Given problem:
Below is a listing; write it out exactly and drop any images from it.

####

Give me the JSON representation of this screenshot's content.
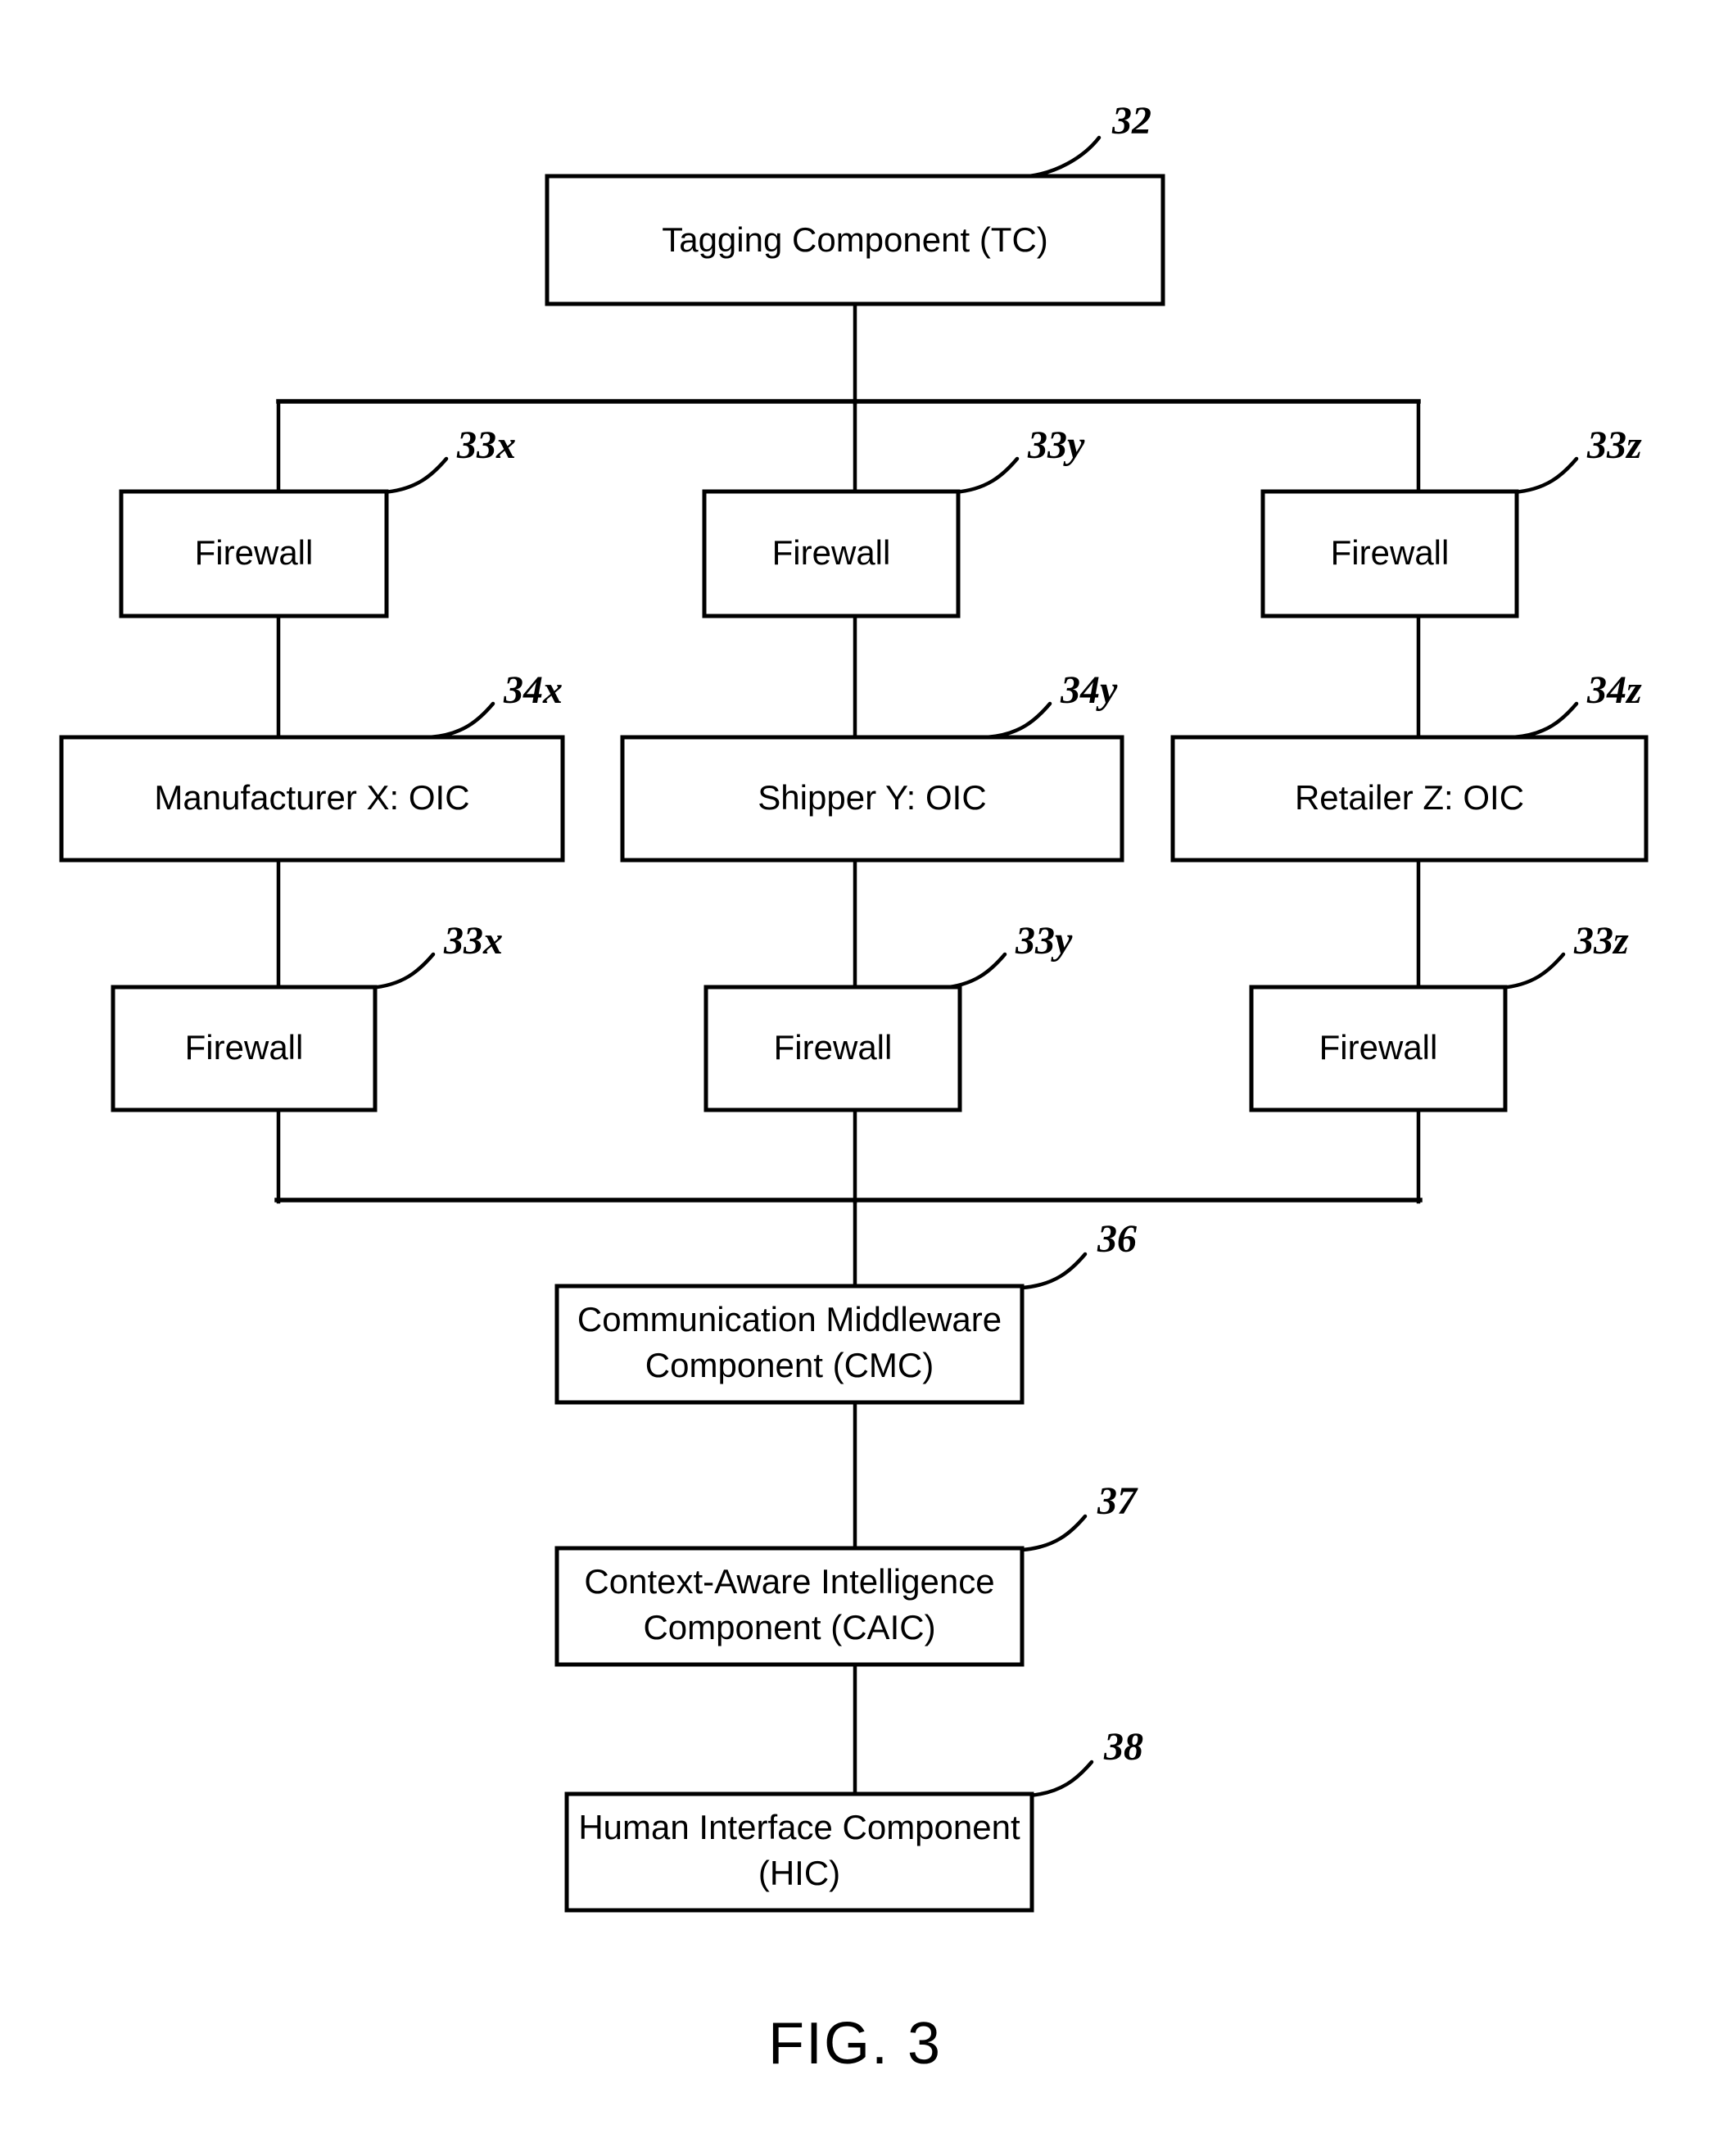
{
  "figure": {
    "caption": "FIG. 3",
    "type": "patent-block-diagram"
  },
  "nodes": {
    "tagging_component": {
      "label": "Tagging Component (TC)",
      "ref": "32"
    },
    "firewall_x_top": {
      "label": "Firewall",
      "ref": "33x"
    },
    "firewall_y_top": {
      "label": "Firewall",
      "ref": "33y"
    },
    "firewall_z_top": {
      "label": "Firewall",
      "ref": "33z"
    },
    "manufacturer_x": {
      "label": "Manufacturer X: OIC",
      "ref": "34x"
    },
    "shipper_y": {
      "label": "Shipper Y: OIC",
      "ref": "34y"
    },
    "retailer_z": {
      "label": "Retailer Z: OIC",
      "ref": "34z"
    },
    "firewall_x_bottom": {
      "label": "Firewall",
      "ref": "33x"
    },
    "firewall_y_bottom": {
      "label": "Firewall",
      "ref": "33y"
    },
    "firewall_z_bottom": {
      "label": "Firewall",
      "ref": "33z"
    },
    "communication_middleware": {
      "label_line1": "Communication Middleware",
      "label_line2": "Component (CMC)",
      "ref": "36"
    },
    "context_aware_intelligence": {
      "label_line1": "Context-Aware Intelligence",
      "label_line2": "Component (CAIC)",
      "ref": "37"
    },
    "human_interface": {
      "label_line1": "Human Interface Component",
      "label_line2": "(HIC)",
      "ref": "38"
    }
  },
  "style": {
    "line_color": "#000000",
    "box_fill": "#ffffff",
    "background": "#ffffff"
  }
}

####

Correct answer:
Give me the JSON representation of this screenshot's content.
{
  "figure": {
    "caption": "FIG. 3",
    "type": "patent-block-diagram"
  },
  "nodes": {
    "tagging_component": {
      "label": "Tagging Component (TC)",
      "ref": "32"
    },
    "firewall_x_top": {
      "label": "Firewall",
      "ref": "33x"
    },
    "firewall_y_top": {
      "label": "Firewall",
      "ref": "33y"
    },
    "firewall_z_top": {
      "label": "Firewall",
      "ref": "33z"
    },
    "manufacturer_x": {
      "label": "Manufacturer X: OIC",
      "ref": "34x"
    },
    "shipper_y": {
      "label": "Shipper Y: OIC",
      "ref": "34y"
    },
    "retailer_z": {
      "label": "Retailer Z: OIC",
      "ref": "34z"
    },
    "firewall_x_bottom": {
      "label": "Firewall",
      "ref": "33x"
    },
    "firewall_y_bottom": {
      "label": "Firewall",
      "ref": "33y"
    },
    "firewall_z_bottom": {
      "label": "Firewall",
      "ref": "33z"
    },
    "communication_middleware": {
      "label_line1": "Communication Middleware",
      "label_line2": "Component (CMC)",
      "ref": "36"
    },
    "context_aware_intelligence": {
      "label_line1": "Context-Aware Intelligence",
      "label_line2": "Component (CAIC)",
      "ref": "37"
    },
    "human_interface": {
      "label_line1": "Human Interface Component",
      "label_line2": "(HIC)",
      "ref": "38"
    }
  },
  "style": {
    "line_color": "#000000",
    "box_fill": "#ffffff",
    "background": "#ffffff"
  }
}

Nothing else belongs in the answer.